#### PROBLEM DESCRIPTION
Return nothing but the lines from the line with "Type out the text in this image." through the last line of the entries that follow, copied exactly and free of pictures.
>> BEGIN RECORDS
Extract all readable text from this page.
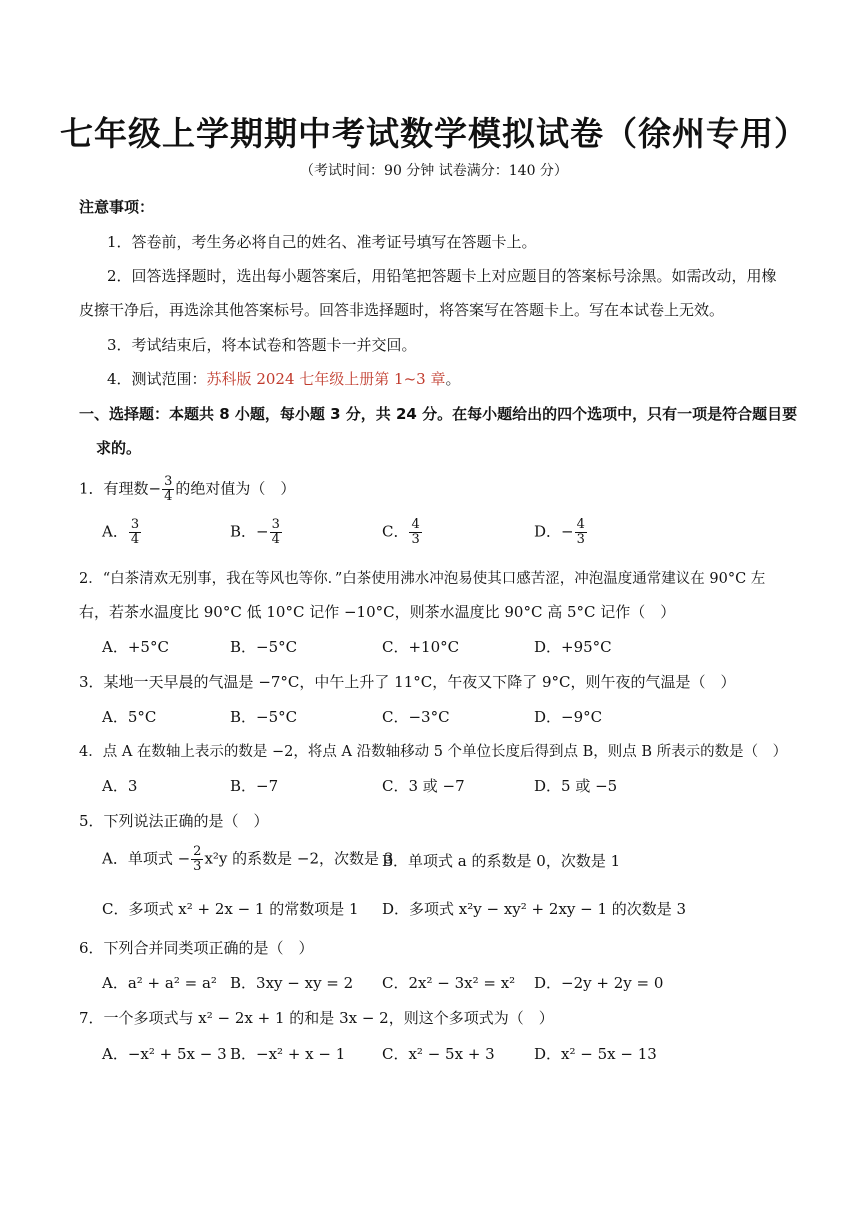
七年级上学期期中考试数学模拟试卷（徐州专用）
（考试时间：90 分钟 试卷满分：140 分）
注意事项：
1．答卷前，考生务必将自己的姓名、准考证号填写在答题卡上。
2．回答选择题时，选出每小题答案后，用铅笔把答题卡上对应题目的答案标号涂黑。如需改动，用橡
皮擦干净后，再选涂其他答案标号。回答非选择题时，将答案写在答题卡上。写在本试卷上无效。
3．考试结束后，将本试卷和答题卡一并交回。
4．测试范围：苏科版 2024 七年级上册第 1~3 章。
一、选择题：本题共 8 小题，每小题 3 分，共 24 分。在每小题给出的四个选项中，只有一项是符合题目要
求的。
1．有理数− $\frac{3}{4}$ 的绝对值为（　）
A． $\frac{3}{4}$	B．− $\frac{3}{4}$	C． $\frac{4}{3}$	D．− $\frac{4}{3}$
2．“白茶清欢无别事，我在等风也等你．”白茶使用沸水冲泡易使其口感苦涩，冲泡温度通常建议在 90°C 左
右，若茶水温度比 90°C 低 10°C 记作 −10°C，则茶水温度比 90°C 高 5°C 记作（　）
A．+5°C	B．−5°C	C．+10°C	D．+95°C
3．某地一天早晨的气温是 −7°C，中午上升了 11°C，午夜又下降了 9°C，则午夜的气温是（　）
A．5°C	B．−5°C	C．−3°C	D．−9°C
4．点 A 在数轴上表示的数是 −2，将点 A 沿数轴移动 5 个单位长度后得到点 B，则点 B 所表示的数是（　）
A．3	B．−7	C．3 或 −7	D．5 或 −5
5．下列说法正确的是（　）
A．单项式 − $\frac{2}{3} x^2y$ 的系数是 −2，次数是 3
B．单项式 a 的系数是 0，次数是 1
C．多项式 x² + 2x − 1 的常数项是 1 D．多项式 x²y − xy² + 2xy − 1 的次数是 3
6．下列合并同类项正确的是（　）
A．a² + a² = a² B．3xy − xy = 2 C．2x² − 3x² = x² D．−2y + 2y = 0
7．一个多项式与 x² − 2x + 1 的和是 3x − 2，则这个多项式为（　）
A．−x² + 5x − 3 B．−x² + x − 1 C．x² − 5x + 3	D．x² − 5x − 13
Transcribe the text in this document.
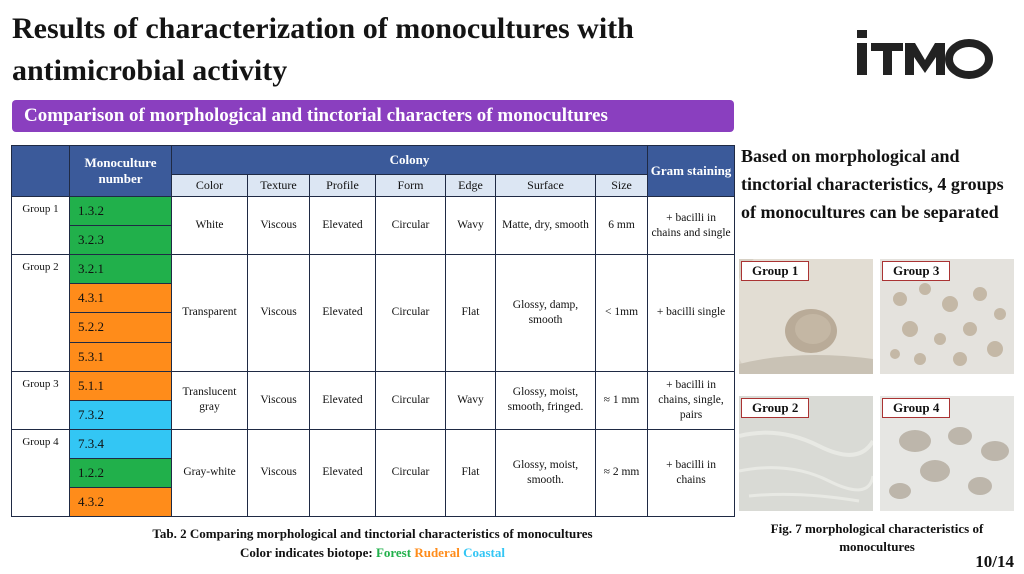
Results of characterization of monocultures with antimicrobial activity
Comparison of morphological and tinctorial characters of monocultures
	Monoculture number	Colony							Gram staining
		Color	Texture	Profile	Form	Edge	Surface	Size	
Group 1	1.3.2	White	Viscous	Elevated	Circular	Wavy	Matte, dry, smooth	6 mm	+ bacilli in chains and single
	3.2.3								
Group 2	3.2.1	Transparent	Viscous	Elevated	Circular	Flat	Glossy, damp, smooth	< 1mm	+ bacilli single
	4.3.1								
	5.2.2								
	5.3.1								
Group 3	5.1.1	Translucent gray	Viscous	Elevated	Circular	Wavy	Glossy, moist, smooth, fringed.	≈ 1 mm	+ bacilli in chains, single, pairs
	7.3.2								
Group 4	7.3.4	Gray-white	Viscous	Elevated	Circular	Flat	Glossy, moist, smooth.	≈ 2 mm	+ bacilli in chains
	1.2.2								
	4.3.2								
Tab. 2 Comparing morphological and tinctorial characteristics of monocultures
Color indicates biotope: Forest Ruderal Coastal
Based on morphological and tinctorial characteristics, 4 groups of monocultures can be separated
Group 1	Group 3
Group 2	Group 4
Fig. 7 morphological characteristics of monocultures
10/14
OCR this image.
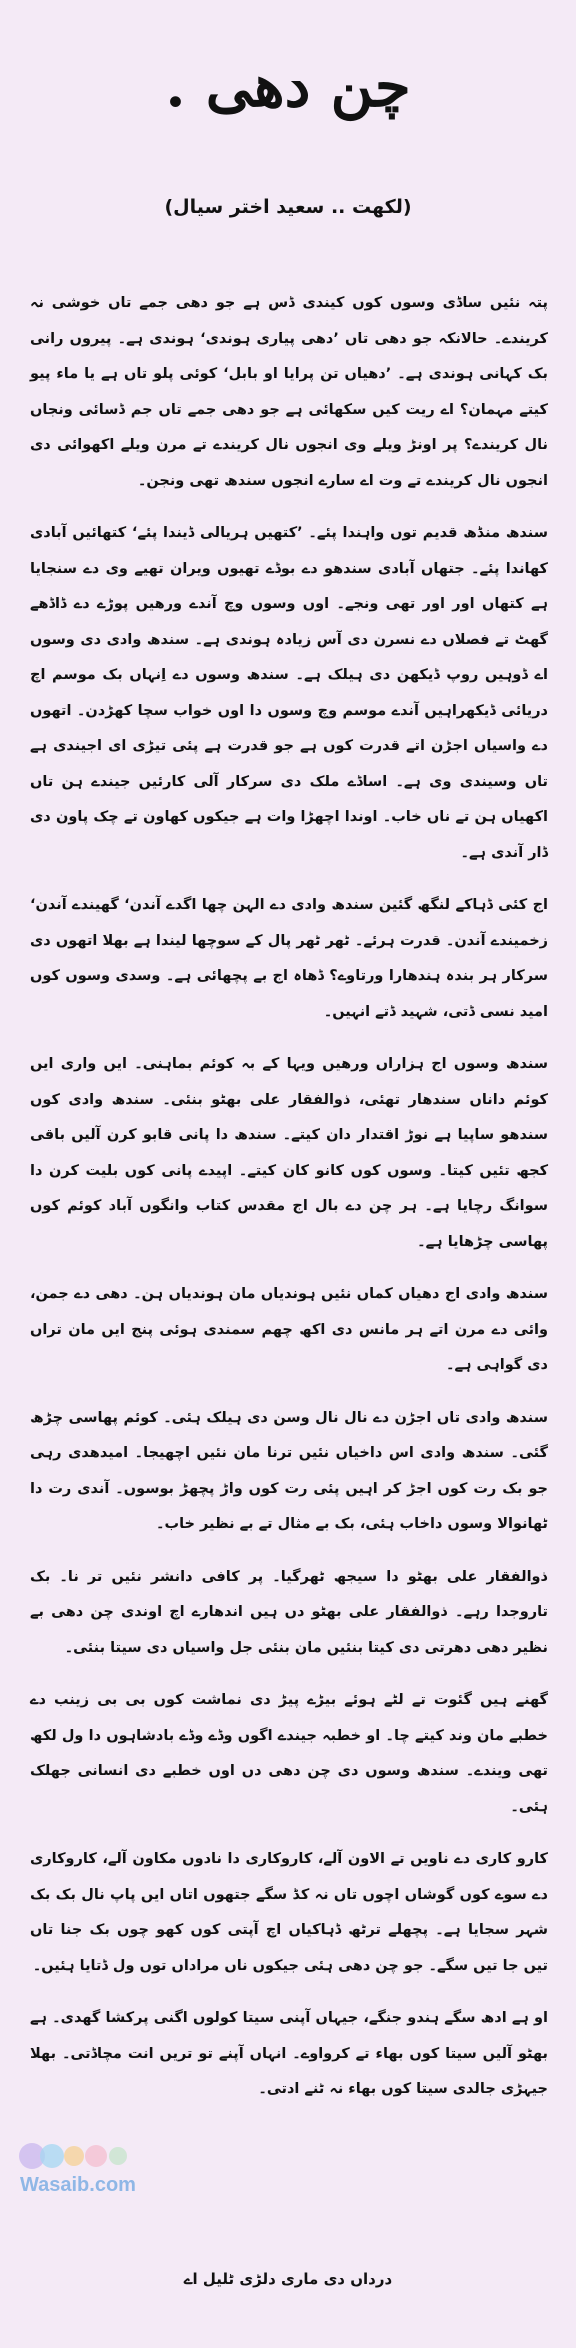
چن دھی .
(لکھت .. سعید اختر سیال)

پتہ نئیں ساڈی وسوں کوں کیندی ڈس ہے جو دھی جمے تاں خوشی نہ کریندے۔ حالانکہ جو دھی تاں ’دھی پیاری ہوندی‘ ہوندی ہے۔ پیروں رانی بک کہانی ہوندی ہے۔ ’دھیاں تن پرایا او بابل‘ کوئی پلو تاں ہے یا ماء پیو کیتے مہمان؟ اے ریت کیں سکھائی ہے جو دھی جمے تاں جم ڈسائی ونجاں نال کریندے؟ پر اونڑ ویلے وی انجوں نال کریندے تے مرن ویلے اکھوائی دی انجوں نال کریندے تے وت اے سارے انجوں سندھ تھی ونجن۔

سندھ منڈھ قدیم توں واہندا پئے۔ ’کتھیں ہریالی ڈیندا پئے‘ کتھائیں آبادی کھاندا پئے۔ جتھاں آبادی سندھو دے بوڈے تھیوں ویران تھیے وی دے سنجایا ہے کتھاں اور اور تھی ونجے۔ اوں وسوں وچ آندے ورھیں پوڑے دے ڈاڈھے گھٹ تے فصلاں دے نسرن دی آس زیادہ ہوندی ہے۔ سندھ وادی دی وسوں اے ڈوہیں روپ ڈیکھن دی ہیلک ہے۔ سندھ وسوں دے اِنہاں بک موسم اچ دریائی ڈیکھراہیں آندے موسم وچ وسوں دا اوں خواب سچا کھڑدن۔ اتھوں دے واسیاں اجڑن اتے قدرت کوں ہے جو قدرت ہے پئی تیڑی ای اجیندی ہے تاں وسیندی وی ہے۔ اساڈے ملک دی سرکار آلی کارئیں جیندے ہن تاں اکھیاں ہن تے ناں خاب۔ اوندا اچھڑا وات ہے جیکوں کھاون تے چک پاون دی ڈار آندی ہے۔

اج کئی ڈہاکے لنگھ گئین سندھ وادی دے الہن چھا اگدے آندن‘ گھیندے آندن‘ زخمیندے آندن۔ قدرت ہرئے۔ ٹھر ٹھر پال کے سوچھا لیندا ہے بھلا اتھوں دی سرکار ہر بندہ ہندھارا ورتاوے؟ ڈھاہ اج بے پچھائی ہے۔ وسدی وسوں کوں امید نسی ڈتی، شہید ڈتے انہیں۔

سندھ وسوں اج ہزاراں ورھیں ویہا کے بہ کوئم بماہنی۔ ایں واری ایں کوئم داناں سندھار تھئی، ذوالفقار علی بھٹو بنئی۔ سندھ وادی کوں سندھو ساپیا ہے نوڑ اقتدار دان کیتے۔ سندھ دا پانی قابو کرن آلیں باقی کجھ تئیں کیتا۔ وسوں کوں کانو کان کیتے۔ اپیدے پانی کوں بلیت کرن دا سوانگ رچایا ہے۔ ہر چن دے بال اج مقدس کتاب وانگوں آباد کوئم کوں پھاسی چڑھایا ہے۔

سندھ وادی اج دھیاں کماں نئیں ہوندیاں مان ہوندیاں ہن۔ دھی دے جمن، وائی دے مرن اتے ہر مانس دی اکھ چھم سمندی ہوئی پنج ایں مان تراں دی گواہی ہے۔

سندھ وادی تاں اجڑن دے نال نال وسن دی ہیلک ہئی۔ کوئم پھاسی چڑھ گئی۔ سندھ وادی اس داخیاں نئیں ترنا مان نئیں اچھیجا۔ امیدھدی رہی جو بک رت کوں اجڑ کر اہیں پئی رت کوں واڑ پچھڑ بوسوں۔ آندی رت دا ٹھانوالا وسوں داخاب ہئی، بک بے مثال تے بے نظیر خاب۔

ذوالفقار علی بھٹو دا سیجھ ٹھرگیا۔ پر کافی دانشر نئیں تر نا۔ بک تاروجدا رہے۔ ذوالفقار علی بھٹو دں ہیں اندھارے اچ اوندی چن دھی بے نظیر دھی دھرتی دی کیتا بنئیں مان بنئی جل واسیاں دی سیتا بنئی۔

گھنے ہیں گئوت تے لٹے ہوئے بیڑے پیڑ دی نماشت کوں بی بی زینب دے خطبے مان وند کیتے چا۔ او خطبہ جیندے اگوں وڈے وڈے بادشاہوں دا ول لکھ تھی ویندے۔ سندھ وسوں دی چن دھی دں اوں خطبے دی انسانی جھلک ہئی۔

کارو کاری دے ناویں تے الاون آلے، کاروکاری دا نادوں مکاون آلے، کاروکاری دے سوے کوں گوشاں اچوں تاں نہ کڈ سگے جتھوں اتاں ایں پاپ نال بک بک شہر سجایا ہے۔ پچھلے ترٹھ ڈہاکیاں اچ آپتی کوں کھو چوں بک جنا تاں تیں جا تیں سگے۔ جو چن دھی ہئی جیکوں ناں مراداں توں ول ڈتایا ہئیں۔

او ہے ادھ سگے ہندو جنگے، جیہاں آپنی سیتا کولوں اگنی پرکشا گھدی۔ ہے بھٹو آلیں سیتا کوں بھاء تے کرواوے۔ انہاں آپنے تو تریں انت مچاڈتی۔ بھلا جیہڑی جالدی سیتا کوں بھاء نہ ٹنے ادتی۔

Wasaib.com
درداں دی ماری دلڑی ٹلیل اے
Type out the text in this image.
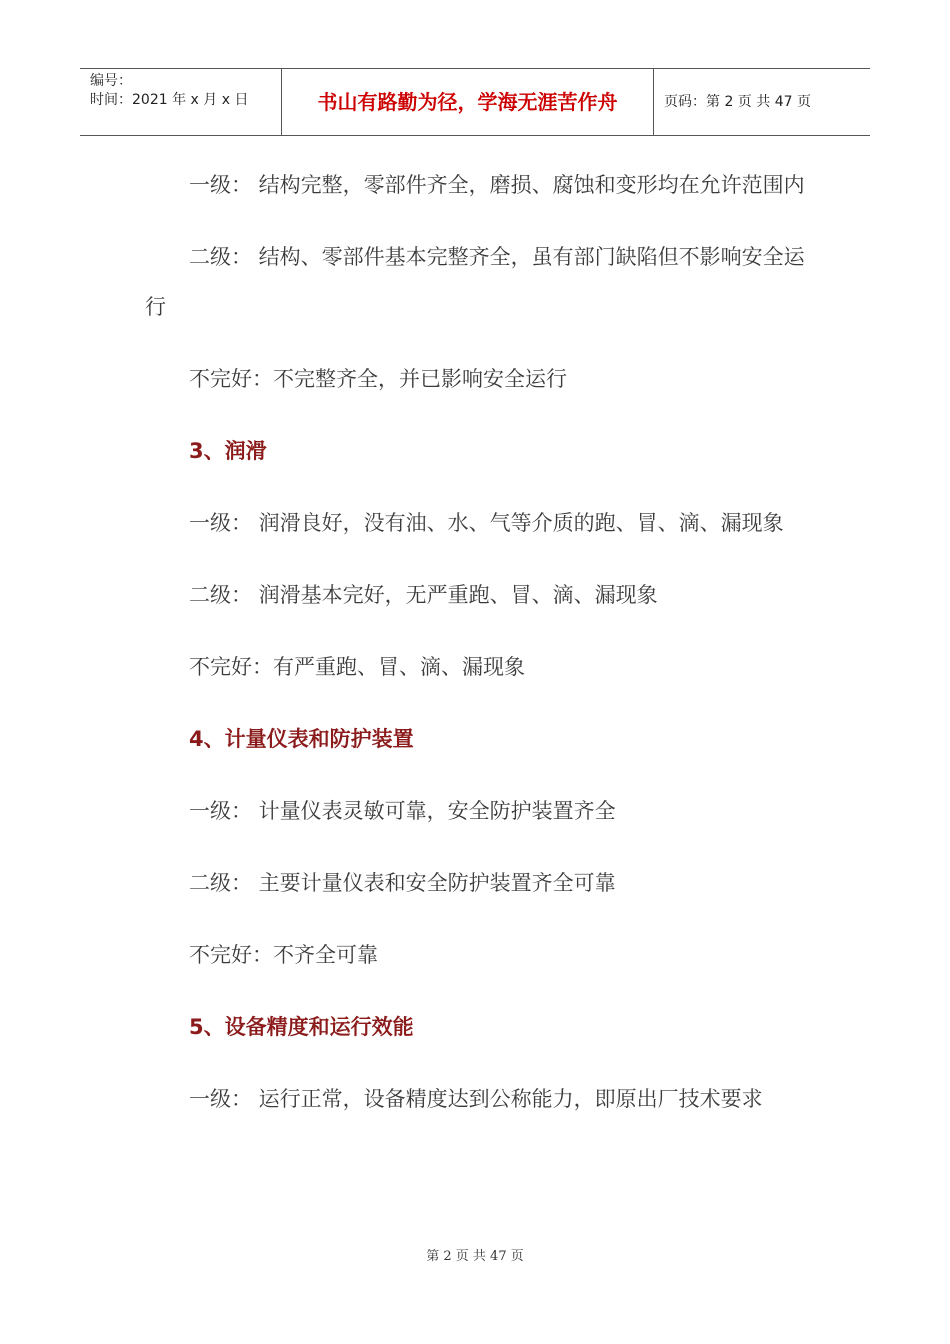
编号：
时间：2021 年 x 月 x 日	书山有路勤为径，学海无涯苦作舟	页码：第 2 页 共 47 页

一级： 结构完整，零部件齐全，磨损、腐蚀和变形均在允许范围内

二级： 结构、零部件基本完整齐全，虽有部门缺陷但不影响安全运行

不完好：不完整齐全，并已影响安全运行

3、润滑

一级： 润滑良好，没有油、水、气等介质的跑、冒、滴、漏现象

二级： 润滑基本完好，无严重跑、冒、滴、漏现象

不完好：有严重跑、冒、滴、漏现象

4、计量仪表和防护装置

一级： 计量仪表灵敏可靠，安全防护装置齐全

二级： 主要计量仪表和安全防护装置齐全可靠

不完好：不齐全可靠

5、设备精度和运行效能

一级： 运行正常，设备精度达到公称能力，即原出厂技术要求

第 2 页 共 47 页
>> END RECORDS
#### CORRECT RESPONSE
Type out the text in this image.
编号：
时间：2021 年 x 月 x 日	书山有路勤为径，学海无涯苦作舟	页码：第 2 页 共 47 页

一级： 结构完整，零部件齐全，磨损、腐蚀和变形均在允许范围内

二级： 结构、零部件基本完整齐全，虽有部门缺陷但不影响安全运行

不完好：不完整齐全，并已影响安全运行

3、润滑

一级： 润滑良好，没有油、水、气等介质的跑、冒、滴、漏现象

二级： 润滑基本完好，无严重跑、冒、滴、漏现象

不完好：有严重跑、冒、滴、漏现象

4、计量仪表和防护装置

一级： 计量仪表灵敏可靠，安全防护装置齐全

二级： 主要计量仪表和安全防护装置齐全可靠

不完好：不齐全可靠

5、设备精度和运行效能

一级： 运行正常，设备精度达到公称能力，即原出厂技术要求

第 2 页 共 47 页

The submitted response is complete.